▶ [Stored rows]
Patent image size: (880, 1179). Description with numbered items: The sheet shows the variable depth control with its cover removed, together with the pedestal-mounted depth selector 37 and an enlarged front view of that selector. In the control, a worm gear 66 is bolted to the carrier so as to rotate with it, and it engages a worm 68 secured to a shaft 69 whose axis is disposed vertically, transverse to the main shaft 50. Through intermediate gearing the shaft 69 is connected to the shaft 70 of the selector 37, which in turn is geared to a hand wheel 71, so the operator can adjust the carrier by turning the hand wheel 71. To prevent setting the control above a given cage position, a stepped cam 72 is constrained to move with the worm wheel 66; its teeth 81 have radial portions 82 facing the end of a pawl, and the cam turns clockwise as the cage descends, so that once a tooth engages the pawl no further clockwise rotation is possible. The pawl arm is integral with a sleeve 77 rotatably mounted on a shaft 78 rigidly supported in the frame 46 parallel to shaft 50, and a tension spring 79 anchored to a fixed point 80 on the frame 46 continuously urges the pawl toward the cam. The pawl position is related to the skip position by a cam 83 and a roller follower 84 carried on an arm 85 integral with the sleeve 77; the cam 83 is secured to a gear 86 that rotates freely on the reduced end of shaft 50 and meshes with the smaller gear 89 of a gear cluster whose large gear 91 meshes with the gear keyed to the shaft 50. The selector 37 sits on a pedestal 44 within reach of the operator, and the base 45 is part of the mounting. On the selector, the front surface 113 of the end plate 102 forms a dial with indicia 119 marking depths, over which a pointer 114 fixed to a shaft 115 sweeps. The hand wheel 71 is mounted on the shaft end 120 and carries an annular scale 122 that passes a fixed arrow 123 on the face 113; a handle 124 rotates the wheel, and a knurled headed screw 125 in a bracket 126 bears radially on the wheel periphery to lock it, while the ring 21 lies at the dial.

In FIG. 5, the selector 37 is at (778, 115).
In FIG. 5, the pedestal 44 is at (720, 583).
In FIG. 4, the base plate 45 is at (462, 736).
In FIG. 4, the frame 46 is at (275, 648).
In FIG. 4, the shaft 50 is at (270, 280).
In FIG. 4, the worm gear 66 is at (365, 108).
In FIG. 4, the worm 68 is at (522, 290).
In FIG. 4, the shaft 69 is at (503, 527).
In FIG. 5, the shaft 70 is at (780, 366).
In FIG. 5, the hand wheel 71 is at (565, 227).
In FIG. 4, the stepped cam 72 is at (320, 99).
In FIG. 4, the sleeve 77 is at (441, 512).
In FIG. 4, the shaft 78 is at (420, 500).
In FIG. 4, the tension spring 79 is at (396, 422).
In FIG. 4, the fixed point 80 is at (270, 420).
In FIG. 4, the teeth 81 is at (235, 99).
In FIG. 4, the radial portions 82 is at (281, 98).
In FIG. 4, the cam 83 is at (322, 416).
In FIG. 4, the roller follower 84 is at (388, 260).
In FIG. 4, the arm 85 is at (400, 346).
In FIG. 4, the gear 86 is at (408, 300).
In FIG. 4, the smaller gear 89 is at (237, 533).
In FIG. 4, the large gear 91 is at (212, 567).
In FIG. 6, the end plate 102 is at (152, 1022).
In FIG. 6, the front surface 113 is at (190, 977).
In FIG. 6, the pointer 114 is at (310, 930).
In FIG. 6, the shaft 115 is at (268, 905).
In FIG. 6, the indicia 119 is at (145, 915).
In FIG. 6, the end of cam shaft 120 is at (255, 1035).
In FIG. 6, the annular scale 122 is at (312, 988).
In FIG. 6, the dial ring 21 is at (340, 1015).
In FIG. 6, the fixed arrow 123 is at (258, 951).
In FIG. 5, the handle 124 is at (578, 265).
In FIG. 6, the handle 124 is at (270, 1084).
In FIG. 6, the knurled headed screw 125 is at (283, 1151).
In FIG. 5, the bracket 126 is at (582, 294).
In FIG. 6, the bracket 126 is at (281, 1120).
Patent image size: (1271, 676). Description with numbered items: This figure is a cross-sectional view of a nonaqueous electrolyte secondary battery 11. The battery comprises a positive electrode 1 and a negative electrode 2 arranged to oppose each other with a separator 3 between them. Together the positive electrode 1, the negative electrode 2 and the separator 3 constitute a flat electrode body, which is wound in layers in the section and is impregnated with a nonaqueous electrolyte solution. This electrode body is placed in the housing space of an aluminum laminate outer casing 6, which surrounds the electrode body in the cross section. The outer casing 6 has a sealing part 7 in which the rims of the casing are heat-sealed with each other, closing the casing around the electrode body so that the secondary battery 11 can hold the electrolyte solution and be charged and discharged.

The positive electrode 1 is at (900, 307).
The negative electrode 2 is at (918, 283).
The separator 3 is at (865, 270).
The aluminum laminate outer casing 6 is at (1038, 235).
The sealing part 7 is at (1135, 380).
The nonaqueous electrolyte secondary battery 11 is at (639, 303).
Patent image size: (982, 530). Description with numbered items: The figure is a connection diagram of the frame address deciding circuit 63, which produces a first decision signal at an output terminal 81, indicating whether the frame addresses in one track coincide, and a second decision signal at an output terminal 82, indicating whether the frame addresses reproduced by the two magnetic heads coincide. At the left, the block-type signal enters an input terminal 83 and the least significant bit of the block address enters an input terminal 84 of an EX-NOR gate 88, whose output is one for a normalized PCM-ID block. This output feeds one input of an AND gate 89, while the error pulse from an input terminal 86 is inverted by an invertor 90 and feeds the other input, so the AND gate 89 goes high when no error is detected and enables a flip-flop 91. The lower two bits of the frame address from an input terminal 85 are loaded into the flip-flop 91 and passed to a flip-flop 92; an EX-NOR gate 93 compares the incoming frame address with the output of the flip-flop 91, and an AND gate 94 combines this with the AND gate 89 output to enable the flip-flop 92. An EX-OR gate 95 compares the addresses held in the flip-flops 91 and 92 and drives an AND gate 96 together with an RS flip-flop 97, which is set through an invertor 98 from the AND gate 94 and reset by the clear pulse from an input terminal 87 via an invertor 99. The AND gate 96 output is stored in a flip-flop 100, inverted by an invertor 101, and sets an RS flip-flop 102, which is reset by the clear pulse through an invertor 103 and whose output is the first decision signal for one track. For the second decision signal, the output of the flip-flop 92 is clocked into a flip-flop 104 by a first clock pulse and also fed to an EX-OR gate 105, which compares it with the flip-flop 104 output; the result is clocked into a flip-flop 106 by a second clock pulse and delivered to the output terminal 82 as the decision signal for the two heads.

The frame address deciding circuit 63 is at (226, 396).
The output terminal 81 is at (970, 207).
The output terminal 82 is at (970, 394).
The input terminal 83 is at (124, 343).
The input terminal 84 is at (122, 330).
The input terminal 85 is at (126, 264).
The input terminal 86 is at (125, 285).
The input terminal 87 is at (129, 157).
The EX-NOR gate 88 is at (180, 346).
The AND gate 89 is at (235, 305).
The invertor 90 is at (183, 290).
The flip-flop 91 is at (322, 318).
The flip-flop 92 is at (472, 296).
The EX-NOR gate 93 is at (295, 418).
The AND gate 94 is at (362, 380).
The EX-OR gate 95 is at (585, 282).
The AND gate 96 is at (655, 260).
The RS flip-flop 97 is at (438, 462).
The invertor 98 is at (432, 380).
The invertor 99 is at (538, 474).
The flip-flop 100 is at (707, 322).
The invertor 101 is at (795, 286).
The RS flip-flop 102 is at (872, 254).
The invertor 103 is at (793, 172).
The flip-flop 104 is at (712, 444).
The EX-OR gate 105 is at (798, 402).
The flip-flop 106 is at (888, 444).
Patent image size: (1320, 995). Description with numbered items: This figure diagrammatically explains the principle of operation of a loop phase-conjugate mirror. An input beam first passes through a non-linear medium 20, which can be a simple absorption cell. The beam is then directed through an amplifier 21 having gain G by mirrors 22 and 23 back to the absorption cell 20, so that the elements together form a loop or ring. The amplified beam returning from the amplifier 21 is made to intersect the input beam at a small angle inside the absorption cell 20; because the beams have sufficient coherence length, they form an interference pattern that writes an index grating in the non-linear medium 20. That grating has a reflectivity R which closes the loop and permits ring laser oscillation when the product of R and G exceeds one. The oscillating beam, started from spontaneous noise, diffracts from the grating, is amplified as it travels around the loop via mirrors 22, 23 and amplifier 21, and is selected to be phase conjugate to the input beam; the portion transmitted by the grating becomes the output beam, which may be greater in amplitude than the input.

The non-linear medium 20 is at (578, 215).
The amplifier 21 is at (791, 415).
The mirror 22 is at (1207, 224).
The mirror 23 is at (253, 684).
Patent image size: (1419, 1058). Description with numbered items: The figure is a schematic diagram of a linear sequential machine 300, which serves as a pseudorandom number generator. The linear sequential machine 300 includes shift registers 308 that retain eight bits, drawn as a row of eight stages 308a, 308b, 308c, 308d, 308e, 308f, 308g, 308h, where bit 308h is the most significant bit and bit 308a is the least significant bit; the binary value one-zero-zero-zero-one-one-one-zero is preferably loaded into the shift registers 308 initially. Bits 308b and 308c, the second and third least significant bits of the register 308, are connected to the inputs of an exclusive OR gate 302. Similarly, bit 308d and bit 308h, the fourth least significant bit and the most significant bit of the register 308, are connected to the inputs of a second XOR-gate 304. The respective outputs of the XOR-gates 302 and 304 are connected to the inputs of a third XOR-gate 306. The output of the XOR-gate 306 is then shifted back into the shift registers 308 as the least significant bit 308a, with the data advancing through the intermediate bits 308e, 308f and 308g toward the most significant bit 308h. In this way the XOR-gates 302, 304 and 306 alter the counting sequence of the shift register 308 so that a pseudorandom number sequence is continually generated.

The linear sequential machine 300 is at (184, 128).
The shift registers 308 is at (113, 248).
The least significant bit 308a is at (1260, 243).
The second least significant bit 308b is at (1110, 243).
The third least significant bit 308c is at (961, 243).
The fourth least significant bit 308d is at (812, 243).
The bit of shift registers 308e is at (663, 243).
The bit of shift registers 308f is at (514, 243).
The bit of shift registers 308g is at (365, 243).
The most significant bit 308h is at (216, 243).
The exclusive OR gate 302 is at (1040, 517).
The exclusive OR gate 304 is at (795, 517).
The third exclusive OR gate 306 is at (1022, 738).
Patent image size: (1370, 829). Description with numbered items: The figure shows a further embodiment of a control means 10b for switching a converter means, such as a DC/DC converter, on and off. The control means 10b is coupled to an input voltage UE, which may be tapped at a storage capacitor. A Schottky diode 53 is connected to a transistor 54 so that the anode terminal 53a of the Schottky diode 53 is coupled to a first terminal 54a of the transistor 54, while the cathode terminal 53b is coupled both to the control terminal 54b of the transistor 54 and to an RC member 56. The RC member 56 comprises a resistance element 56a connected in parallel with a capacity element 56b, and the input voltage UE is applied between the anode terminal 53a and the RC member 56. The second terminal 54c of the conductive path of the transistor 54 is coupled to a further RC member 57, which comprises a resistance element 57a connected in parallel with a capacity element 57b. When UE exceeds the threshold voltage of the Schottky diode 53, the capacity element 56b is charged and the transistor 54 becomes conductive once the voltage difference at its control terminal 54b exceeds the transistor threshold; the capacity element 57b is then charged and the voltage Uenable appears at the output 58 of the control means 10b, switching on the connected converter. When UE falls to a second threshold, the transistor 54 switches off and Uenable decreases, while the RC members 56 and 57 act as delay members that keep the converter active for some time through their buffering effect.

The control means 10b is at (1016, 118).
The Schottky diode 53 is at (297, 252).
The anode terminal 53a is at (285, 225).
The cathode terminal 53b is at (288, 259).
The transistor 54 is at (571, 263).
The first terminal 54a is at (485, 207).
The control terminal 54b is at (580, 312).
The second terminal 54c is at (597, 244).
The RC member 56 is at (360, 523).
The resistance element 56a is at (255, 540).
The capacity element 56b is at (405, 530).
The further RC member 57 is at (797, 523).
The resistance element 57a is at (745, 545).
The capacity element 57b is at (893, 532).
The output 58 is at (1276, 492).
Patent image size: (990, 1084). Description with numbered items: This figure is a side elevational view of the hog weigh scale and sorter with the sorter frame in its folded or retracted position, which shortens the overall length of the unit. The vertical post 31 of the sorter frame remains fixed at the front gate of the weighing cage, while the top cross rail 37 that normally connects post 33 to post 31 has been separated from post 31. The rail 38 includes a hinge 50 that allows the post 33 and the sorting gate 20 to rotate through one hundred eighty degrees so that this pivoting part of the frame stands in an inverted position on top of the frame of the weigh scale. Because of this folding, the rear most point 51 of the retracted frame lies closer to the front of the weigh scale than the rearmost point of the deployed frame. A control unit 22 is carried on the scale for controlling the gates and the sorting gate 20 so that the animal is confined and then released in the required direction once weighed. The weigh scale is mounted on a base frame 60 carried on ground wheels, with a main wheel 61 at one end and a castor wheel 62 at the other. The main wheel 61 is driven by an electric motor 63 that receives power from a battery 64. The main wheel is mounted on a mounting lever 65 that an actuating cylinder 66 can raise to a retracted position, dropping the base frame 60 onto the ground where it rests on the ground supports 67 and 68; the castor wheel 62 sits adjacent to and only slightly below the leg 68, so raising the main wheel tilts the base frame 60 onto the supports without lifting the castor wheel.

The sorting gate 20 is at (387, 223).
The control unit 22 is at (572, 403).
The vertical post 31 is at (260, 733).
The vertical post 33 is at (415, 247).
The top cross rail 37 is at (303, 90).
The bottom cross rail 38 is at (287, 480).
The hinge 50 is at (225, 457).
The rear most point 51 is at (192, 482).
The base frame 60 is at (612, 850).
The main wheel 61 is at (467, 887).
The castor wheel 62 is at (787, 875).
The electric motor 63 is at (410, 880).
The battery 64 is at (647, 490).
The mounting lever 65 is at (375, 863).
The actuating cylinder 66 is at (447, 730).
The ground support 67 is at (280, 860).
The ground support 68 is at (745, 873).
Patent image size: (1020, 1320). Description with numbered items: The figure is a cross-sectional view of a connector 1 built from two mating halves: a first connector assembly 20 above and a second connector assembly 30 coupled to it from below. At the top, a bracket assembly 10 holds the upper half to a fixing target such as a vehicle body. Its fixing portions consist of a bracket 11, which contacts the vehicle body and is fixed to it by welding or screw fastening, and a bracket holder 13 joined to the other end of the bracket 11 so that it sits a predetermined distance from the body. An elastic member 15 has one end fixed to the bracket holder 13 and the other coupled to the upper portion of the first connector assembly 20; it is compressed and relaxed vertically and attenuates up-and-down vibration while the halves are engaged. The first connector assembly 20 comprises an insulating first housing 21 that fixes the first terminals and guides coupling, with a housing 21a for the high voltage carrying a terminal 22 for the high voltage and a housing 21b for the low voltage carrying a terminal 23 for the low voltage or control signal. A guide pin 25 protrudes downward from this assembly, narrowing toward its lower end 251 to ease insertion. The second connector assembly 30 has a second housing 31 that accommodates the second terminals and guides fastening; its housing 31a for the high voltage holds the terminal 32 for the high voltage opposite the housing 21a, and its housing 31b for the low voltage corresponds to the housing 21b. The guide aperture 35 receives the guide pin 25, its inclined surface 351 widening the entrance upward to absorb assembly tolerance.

▶ [Instruction] Render the records from the line with "Patent image size: (1419, 1058)." up to and including the line with "The least significant bit 308a is" as a two-column CSV with the columns request and answer. Give one row per request, put each value in its own quoted field, and replace line breaks with spaces.

▶ [Result for this task]
request,answer
"Patent image size: (1419, 1058). Description with numbered items: The figure is a schematic diagram of a linear sequential machine 300, which serves as a pseudorandom number generator. The linear sequential machine 300 includes shift registers 308 that retain eight bits, drawn as a row of eight stages 308a, 308b, 308c, 308d, 308e, 308f, 308g, 308h, where bit 308h is the most significant bit and bit 308a is the least significant bit; the binary value one-zero-zero-zero-one-one-one-zero is preferably loaded into the shift registers 308 initially. Bits 308b and 308c, the second and third least significant bits of the register 308, are connected to the inputs of an exclusive OR gate 302. Similarly, bit 308d and bit 308h, the fourth least significant bit and the most significant bit of the register 308, are connected to the inputs of a second XOR-gate 304. The respective outputs of the XOR-gates 302 and 304 are connected to the inputs of a third XOR-gate 306. The output of the XOR-gate 306 is then shifted back into the shift registers 308 as the least significant bit 308a, with the data advancing through the intermediate bits 308e, 308f and 308g toward the most significant bit 308h. In this way the XOR-gates 302, 304 and 306 alter the counting sequence of the shift register 308 so that a pseudorandom number sequence is continually generated.","The linear sequential machine 300 is at (184, 128). The shift registers 308 is at (113, 248). The least significant bit 308a is at (1260, 243)."